### Material for the task:
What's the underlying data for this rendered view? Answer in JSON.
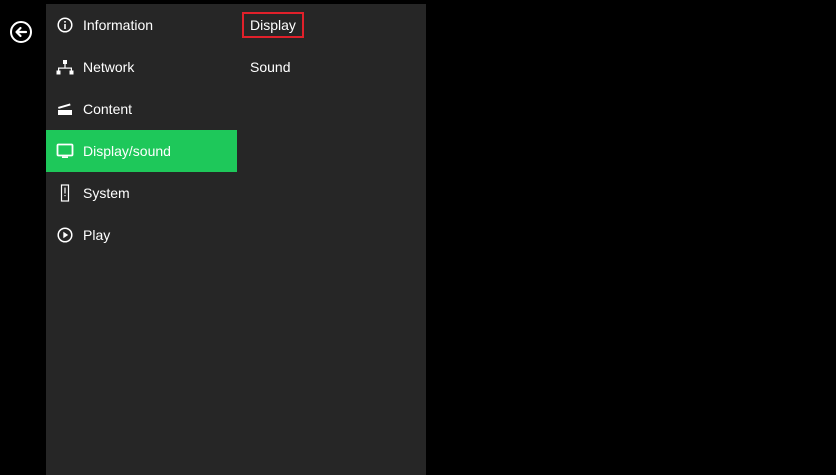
{
  "nav": {
    "back_icon": "back-arrow-circle-icon",
    "items": [
      {
        "label": "Information",
        "icon": "info-circle-icon",
        "active": false
      },
      {
        "label": "Network",
        "icon": "network-icon",
        "active": false
      },
      {
        "label": "Content",
        "icon": "clapperboard-icon",
        "active": false
      },
      {
        "label": "Display/sound",
        "icon": "monitor-icon",
        "active": true
      },
      {
        "label": "System",
        "icon": "system-info-icon",
        "active": false
      },
      {
        "label": "Play",
        "icon": "play-circle-icon",
        "active": false
      }
    ]
  },
  "submenu": {
    "items": [
      {
        "label": "Display",
        "highlighted": true
      },
      {
        "label": "Sound",
        "highlighted": false
      }
    ]
  },
  "colors": {
    "background": "#000000",
    "panel": "#262626",
    "active": "#1ec85a",
    "highlight_border": "#e0202a",
    "text": "#ffffff"
  }
}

### Aim:
Check each line above for the string "icon" and show the ones that have it.

### Written answer:
    "back_icon": "back-arrow-circle-icon",
        "icon": "info-circle-icon",
        "icon": "network-icon",
        "icon": "clapperboard-icon",
        "icon": "monitor-icon",
        "icon": "system-info-icon",
        "icon": "play-circle-icon",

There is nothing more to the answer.